======== Records provided ========

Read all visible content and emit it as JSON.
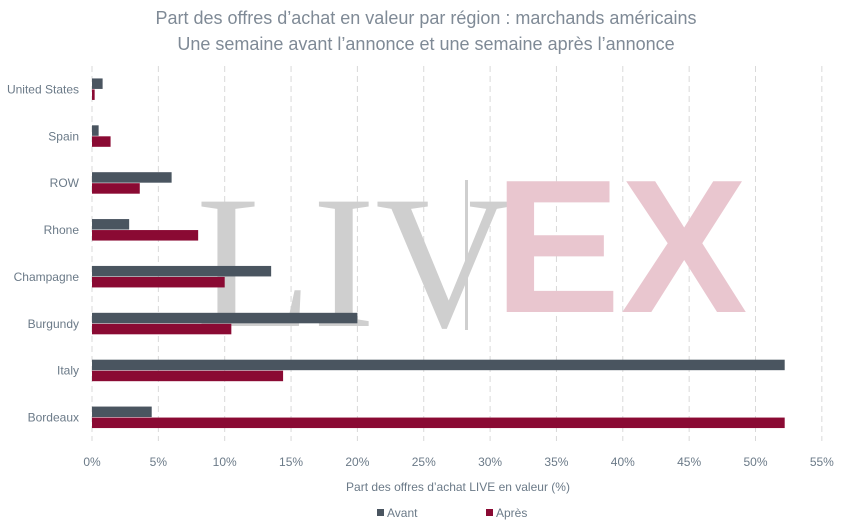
{
  "title_line1": "Part des offres d’achat en valeur par région : marchands américains",
  "title_line2": "Une semaine avant l’annonce et une semaine après l’annonce",
  "watermark": {
    "left": "LIV",
    "right": "EX"
  },
  "colors": {
    "avant": "#4a5560",
    "apres": "#8a0a33",
    "grid": "#d9d9d9",
    "wm_left": "#cfcfcf",
    "wm_right": "#e9c6cf"
  },
  "chart_data": {
    "type": "bar",
    "orientation": "horizontal",
    "xlabel": "Part des offres d’achat LIVE en valeur (%)",
    "ylabel": "",
    "xlim": [
      0,
      55
    ],
    "x_ticks": [
      "0%",
      "5%",
      "10%",
      "15%",
      "20%",
      "25%",
      "30%",
      "35%",
      "40%",
      "45%",
      "50%",
      "55%"
    ],
    "grid": true,
    "legend_position": "bottom",
    "categories": [
      "United States",
      "Spain",
      "ROW",
      "Rhone",
      "Champagne",
      "Burgundy",
      "Italy",
      "Bordeaux"
    ],
    "series": [
      {
        "name": "Avant",
        "values": [
          0.8,
          0.5,
          6.0,
          2.8,
          13.5,
          20.0,
          52.2,
          4.5
        ]
      },
      {
        "name": "Après",
        "values": [
          0.2,
          1.4,
          3.6,
          8.0,
          10.0,
          10.5,
          14.4,
          52.2
        ]
      }
    ]
  }
}
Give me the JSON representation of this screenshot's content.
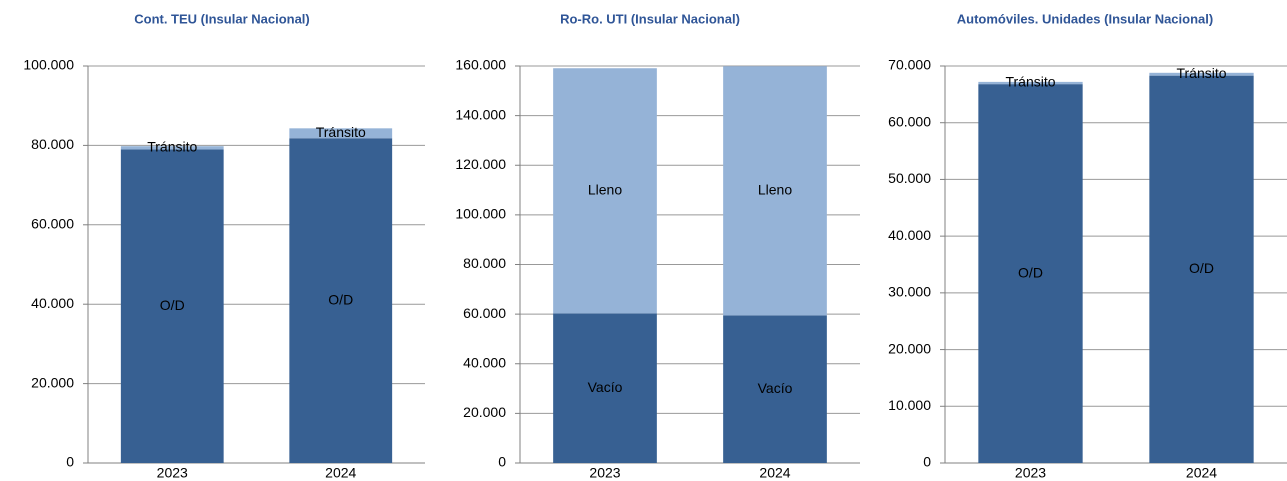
{
  "chart_data": [
    {
      "type": "stacked_bar",
      "title": "Cont. TEU (Insular Nacional)",
      "categories": [
        "2023",
        "2024"
      ],
      "series": [
        {
          "name": "O/D",
          "color": "#376092",
          "values": [
            79000,
            81800
          ]
        },
        {
          "name": "Tránsito",
          "color": "#95b3d7",
          "values": [
            800,
            2500
          ]
        }
      ],
      "ylim": [
        0,
        100000
      ],
      "yticks": [
        0,
        {
          "value": 20000,
          "label": "20.000"
        },
        {
          "value": 40000,
          "label": "40.000"
        },
        {
          "value": 60000,
          "label": "60.000"
        },
        {
          "value": 80000,
          "label": "80.000"
        },
        {
          "value": 100000,
          "label": "100.000"
        }
      ],
      "grid": true
    },
    {
      "type": "stacked_bar",
      "title": "Ro-Ro. UTI (Insular Nacional)",
      "categories": [
        "2023",
        "2024"
      ],
      "series": [
        {
          "name": "Vacío",
          "color": "#376092",
          "values": [
            60300,
            59500
          ]
        },
        {
          "name": "Lleno",
          "color": "#95b3d7",
          "values": [
            98800,
            100400
          ]
        }
      ],
      "ylim": [
        0,
        160000
      ],
      "yticks": [
        0,
        {
          "value": 20000,
          "label": "20.000"
        },
        {
          "value": 40000,
          "label": "40.000"
        },
        {
          "value": 60000,
          "label": "60.000"
        },
        {
          "value": 80000,
          "label": "80.000"
        },
        {
          "value": 100000,
          "label": "100.000"
        },
        {
          "value": 120000,
          "label": "120.000"
        },
        {
          "value": 140000,
          "label": "140.000"
        },
        {
          "value": 160000,
          "label": "160.000"
        }
      ],
      "grid": true
    },
    {
      "type": "stacked_bar",
      "title": "Automóviles. Unidades (Insular Nacional)",
      "categories": [
        "2023",
        "2024"
      ],
      "series": [
        {
          "name": "O/D",
          "color": "#376092",
          "values": [
            66800,
            68300
          ]
        },
        {
          "name": "Tránsito",
          "color": "#95b3d7",
          "values": [
            400,
            500
          ]
        }
      ],
      "ylim": [
        0,
        70000
      ],
      "yticks": [
        0,
        {
          "value": 10000,
          "label": "10.000"
        },
        {
          "value": 20000,
          "label": "20.000"
        },
        {
          "value": 30000,
          "label": "30.000"
        },
        {
          "value": 40000,
          "label": "40.000"
        },
        {
          "value": 50000,
          "label": "50.000"
        },
        {
          "value": 60000,
          "label": "60.000"
        },
        {
          "value": 70000,
          "label": "70.000"
        }
      ],
      "grid": true
    }
  ]
}
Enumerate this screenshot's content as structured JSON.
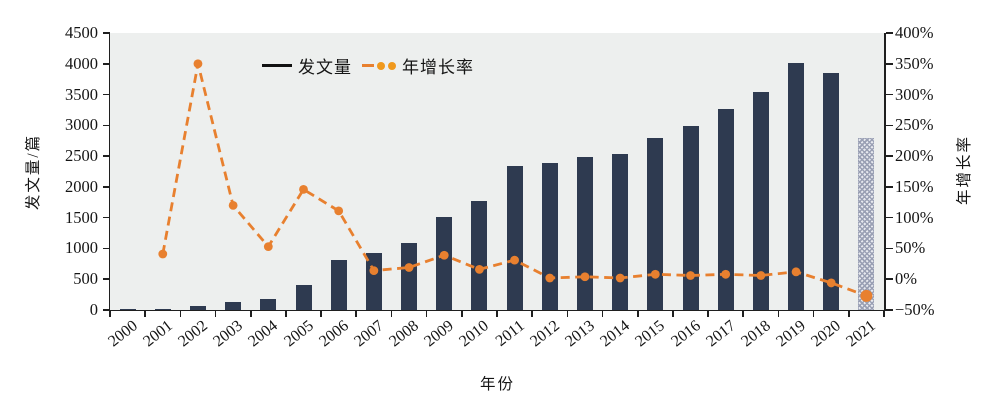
{
  "chart_data": {
    "type": "bar+line",
    "title": "",
    "categories": [
      "2000",
      "2001",
      "2002",
      "2003",
      "2004",
      "2005",
      "2006",
      "2007",
      "2008",
      "2009",
      "2010",
      "2011",
      "2012",
      "2013",
      "2014",
      "2015",
      "2016",
      "2017",
      "2018",
      "2019",
      "2020",
      "2021"
    ],
    "series": [
      {
        "name": "发文量",
        "type": "bar",
        "axis": "left",
        "values": [
          9,
          13,
          57,
          125,
          180,
          410,
          820,
          920,
          1090,
          1515,
          1775,
          2335,
          2380,
          2480,
          2530,
          2790,
          2985,
          3270,
          3540,
          4010,
          3845,
          2790
        ],
        "last_bar_style": "gray-hatched-forecast"
      },
      {
        "name": "年增长率",
        "type": "line",
        "axis": "right",
        "line_style": "dashed",
        "marker": "circle",
        "values_percent": [
          null,
          41,
          350,
          120,
          53,
          146,
          111,
          14,
          19,
          39,
          16,
          31,
          2,
          4,
          2,
          8,
          6,
          8,
          6,
          12,
          -6,
          -27
        ]
      }
    ],
    "left_axis": {
      "label": "发文量/篇",
      "min": 0,
      "max": 4500,
      "tick_labels": [
        "0",
        "500",
        "1000",
        "1500",
        "2000",
        "2500",
        "3000",
        "3500",
        "4000",
        "4500"
      ]
    },
    "right_axis": {
      "label": "年增长率",
      "min": -50,
      "max": 400,
      "tick_labels": [
        "−50%",
        "0%",
        "50%",
        "100%",
        "150%",
        "200%",
        "250%",
        "300%",
        "350%",
        "400%"
      ]
    },
    "x_axis": {
      "label": "年份"
    },
    "legend": {
      "items": [
        {
          "label": "发文量",
          "swatch": "black-solid-line"
        },
        {
          "label": "年增长率",
          "swatch": "orange-dash-two-dots"
        }
      ]
    },
    "layout": {
      "grid": false,
      "legend_position": "top-inside",
      "plot_bg": "#edefee"
    },
    "colors": {
      "bar": "#2e3a50",
      "bar_forecast_hatch": "#9aa0b4",
      "line": "#e8802f",
      "marker": "#e8802f",
      "legend_dot": "#f0991d",
      "axis": "#1f1f1f"
    }
  }
}
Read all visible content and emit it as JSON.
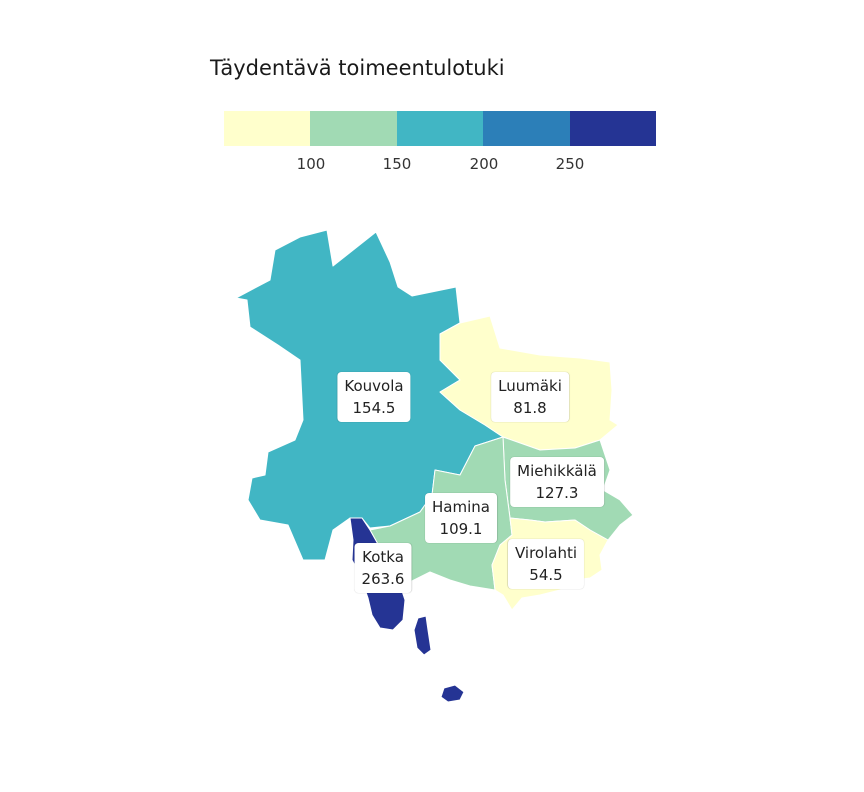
{
  "legend": {
    "title": "Täydentävä toimeentulotuki",
    "colors": [
      "#ffffcc",
      "#a1dab4",
      "#41b6c4",
      "#2c7fb8",
      "#253494"
    ],
    "ticks": [
      "100",
      "150",
      "200",
      "250"
    ]
  },
  "municipalities": [
    {
      "name": "Kouvola",
      "value": "154.5",
      "color": "#41b6c4"
    },
    {
      "name": "Luumäki",
      "value": "81.8",
      "color": "#ffffcc"
    },
    {
      "name": "Miehikkälä",
      "value": "127.3",
      "color": "#a1dab4"
    },
    {
      "name": "Hamina",
      "value": "109.1",
      "color": "#a1dab4"
    },
    {
      "name": "Virolahti",
      "value": "54.5",
      "color": "#ffffcc"
    },
    {
      "name": "Kotka",
      "value": "263.6",
      "color": "#253494"
    }
  ]
}
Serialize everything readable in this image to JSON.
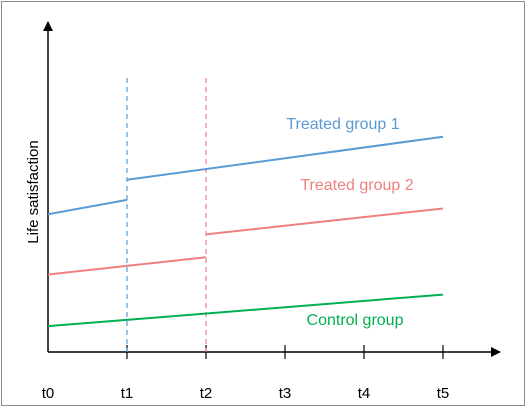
{
  "chart_data": {
    "type": "line",
    "title": "",
    "xlabel": "",
    "ylabel": "Life satisfaction",
    "categories": [
      "t0",
      "t1",
      "t2",
      "t3",
      "t4",
      "t5"
    ],
    "x_values": [
      0,
      1,
      2,
      3,
      4,
      5
    ],
    "ylim": [
      0,
      10
    ],
    "grid": false,
    "legend": "inline labels",
    "treatment_markers": [
      {
        "x": 1,
        "color": "#5b9bd5"
      },
      {
        "x": 2,
        "color": "#f08080"
      }
    ],
    "series": [
      {
        "name": "Treated group 1",
        "color": "#5b9bd5",
        "segments": [
          [
            [
              0,
              4.8
            ],
            [
              1,
              5.3
            ]
          ],
          [
            [
              1,
              6.0
            ],
            [
              5,
              7.5
            ]
          ]
        ]
      },
      {
        "name": "Treated group 2",
        "color": "#f08080",
        "segments": [
          [
            [
              0,
              2.7
            ],
            [
              2,
              3.3
            ]
          ],
          [
            [
              2,
              4.1
            ],
            [
              5,
              5.0
            ]
          ]
        ]
      },
      {
        "name": "Control group",
        "color": "#00b050",
        "segments": [
          [
            [
              0,
              0.9
            ],
            [
              5,
              2.0
            ]
          ]
        ]
      }
    ]
  }
}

========

#### Aim of the exercise:
How many lines of these entries contain "Treated"? Answer with the number and nothing else.

#### Worked answer:
2